What this task involves
Give all of the lines again, with nothing added or dropped.

Extracted data entries
_ _ _ _ _ _ _

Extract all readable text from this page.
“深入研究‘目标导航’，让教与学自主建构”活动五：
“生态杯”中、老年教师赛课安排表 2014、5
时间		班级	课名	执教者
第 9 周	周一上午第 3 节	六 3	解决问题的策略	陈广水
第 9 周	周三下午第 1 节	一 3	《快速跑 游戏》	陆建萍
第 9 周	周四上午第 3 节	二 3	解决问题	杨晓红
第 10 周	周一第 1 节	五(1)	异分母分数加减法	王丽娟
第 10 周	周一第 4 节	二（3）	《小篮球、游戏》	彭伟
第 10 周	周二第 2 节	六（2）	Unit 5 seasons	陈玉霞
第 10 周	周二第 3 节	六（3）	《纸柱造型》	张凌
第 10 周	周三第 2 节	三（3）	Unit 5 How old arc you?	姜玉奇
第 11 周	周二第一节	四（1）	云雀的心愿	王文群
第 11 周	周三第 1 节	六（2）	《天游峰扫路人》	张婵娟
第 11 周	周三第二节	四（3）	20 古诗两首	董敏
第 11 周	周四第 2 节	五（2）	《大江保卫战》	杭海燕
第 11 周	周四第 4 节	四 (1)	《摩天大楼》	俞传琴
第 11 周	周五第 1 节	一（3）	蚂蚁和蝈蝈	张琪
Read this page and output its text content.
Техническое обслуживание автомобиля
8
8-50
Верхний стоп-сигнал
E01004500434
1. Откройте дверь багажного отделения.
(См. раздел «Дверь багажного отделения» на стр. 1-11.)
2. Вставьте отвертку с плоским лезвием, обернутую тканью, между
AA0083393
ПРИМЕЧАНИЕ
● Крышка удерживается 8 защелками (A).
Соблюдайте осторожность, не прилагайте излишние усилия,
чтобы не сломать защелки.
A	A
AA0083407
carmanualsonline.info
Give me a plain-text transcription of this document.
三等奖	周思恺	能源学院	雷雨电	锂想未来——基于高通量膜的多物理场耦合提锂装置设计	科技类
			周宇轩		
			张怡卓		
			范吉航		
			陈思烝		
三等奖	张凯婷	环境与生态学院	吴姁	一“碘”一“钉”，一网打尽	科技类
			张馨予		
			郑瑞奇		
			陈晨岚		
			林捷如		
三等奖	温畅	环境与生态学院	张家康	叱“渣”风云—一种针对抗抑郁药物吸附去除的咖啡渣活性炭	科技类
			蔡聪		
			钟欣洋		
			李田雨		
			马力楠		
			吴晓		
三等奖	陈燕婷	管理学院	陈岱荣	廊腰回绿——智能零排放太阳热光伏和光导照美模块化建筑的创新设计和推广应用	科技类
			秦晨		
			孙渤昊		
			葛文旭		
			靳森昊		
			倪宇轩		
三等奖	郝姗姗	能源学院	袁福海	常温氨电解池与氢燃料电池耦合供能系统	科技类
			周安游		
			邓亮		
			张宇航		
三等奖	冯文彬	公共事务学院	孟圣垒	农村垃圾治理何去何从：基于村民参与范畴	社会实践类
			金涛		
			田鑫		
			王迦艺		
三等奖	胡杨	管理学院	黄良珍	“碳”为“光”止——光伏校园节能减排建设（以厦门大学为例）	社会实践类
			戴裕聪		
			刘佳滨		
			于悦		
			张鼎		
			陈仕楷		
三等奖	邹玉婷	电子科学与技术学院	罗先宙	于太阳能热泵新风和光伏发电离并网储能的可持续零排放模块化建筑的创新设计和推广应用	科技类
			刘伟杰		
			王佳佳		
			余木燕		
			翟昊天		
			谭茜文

_ _ _ _ _ _ _

Response to this task
Extract all readable text from this page.
“深入研究‘目标导航’，让教与学自主建构”活动五：
“生态杯”中、老年教师赛课安排表 2014、5
时间		班级	课名	执教者
第 9 周	周一上午第 3 节	六 3	解决问题的策略	陈广水
第 9 周	周三下午第 1 节	一 3	《快速跑 游戏》	陆建萍
第 9 周	周四上午第 3 节	二 3	解决问题	杨晓红
第 10 周	周一第 1 节	五(1)	异分母分数加减法	王丽娟
第 10 周	周一第 4 节	二（3）	《小篮球、游戏》	彭伟
第 10 周	周二第 2 节	六（2）	Unit 5 seasons	陈玉霞
第 10 周	周二第 3 节	六（3）	《纸柱造型》	张凌
第 10 周	周三第 2 节	三（3）	Unit 5 How old arc you?	姜玉奇
第 11 周	周二第一节	四（1）	云雀的心愿	王文群
第 11 周	周三第 1 节	六（2）	《天游峰扫路人》	张婵娟
第 11 周	周三第二节	四（3）	20 古诗两首	董敏
第 11 周	周四第 2 节	五（2）	《大江保卫战》	杭海燕
第 11 周	周四第 4 节	四 (1)	《摩天大楼》	俞传琴
第 11 周	周五第 1 节	一（3）	蚂蚁和蝈蝈	张琪
Read this page and output its text content.
Техническое обслуживание автомобиля
8
8-50
Верхний стоп-сигнал
E01004500434
1. Откройте дверь багажного отделения.
(См. раздел «Дверь багажного отделения» на стр. 1-11.)
2. Вставьте отвертку с плоским лезвием, обернутую тканью, между
AA0083393
ПРИМЕЧАНИЕ
● Крышка удерживается 8 защелками (A).
Соблюдайте осторожность, не прилагайте излишние усилия,
чтобы не сломать защелки.
A	A
AA0083407
carmanualsonline.info
Give me a plain-text transcription of this document.
三等奖	周思恺	能源学院	雷雨电	锂想未来——基于高通量膜的多物理场耦合提锂装置设计	科技类
			周宇轩		
			张怡卓		
			范吉航		
			陈思烝		
三等奖	张凯婷	环境与生态学院	吴姁	一“碘”一“钉”，一网打尽	科技类
			张馨予		
			郑瑞奇		
			陈晨岚		
			林捷如		
三等奖	温畅	环境与生态学院	张家康	叱“渣”风云—一种针对抗抑郁药物吸附去除的咖啡渣活性炭	科技类
			蔡聪		
			钟欣洋		
			李田雨		
			马力楠		
			吴晓		
三等奖	陈燕婷	管理学院	陈岱荣	廊腰回绿——智能零排放太阳热光伏和光导照美模块化建筑的创新设计和推广应用	科技类
			秦晨		
			孙渤昊		
			葛文旭		
			靳森昊		
			倪宇轩		
三等奖	郝姗姗	能源学院	袁福海	常温氨电解池与氢燃料电池耦合供能系统	科技类
			周安游		
			邓亮		
			张宇航		
三等奖	冯文彬	公共事务学院	孟圣垒	农村垃圾治理何去何从：基于村民参与范畴	社会实践类
			金涛		
			田鑫		
			王迦艺		
三等奖	胡杨	管理学院	黄良珍	“碳”为“光”止——光伏校园节能减排建设（以厦门大学为例）	社会实践类
			戴裕聪		
			刘佳滨		
			于悦		
			张鼎		
			陈仕楷		
三等奖	邹玉婷	电子科学与技术学院	罗先宙	于太阳能热泵新风和光伏发电离并网储能的可持续零排放模块化建筑的创新设计和推广应用	科技类
			刘伟杰		
			王佳佳		
			余木燕		
			翟昊天		
			谭茜文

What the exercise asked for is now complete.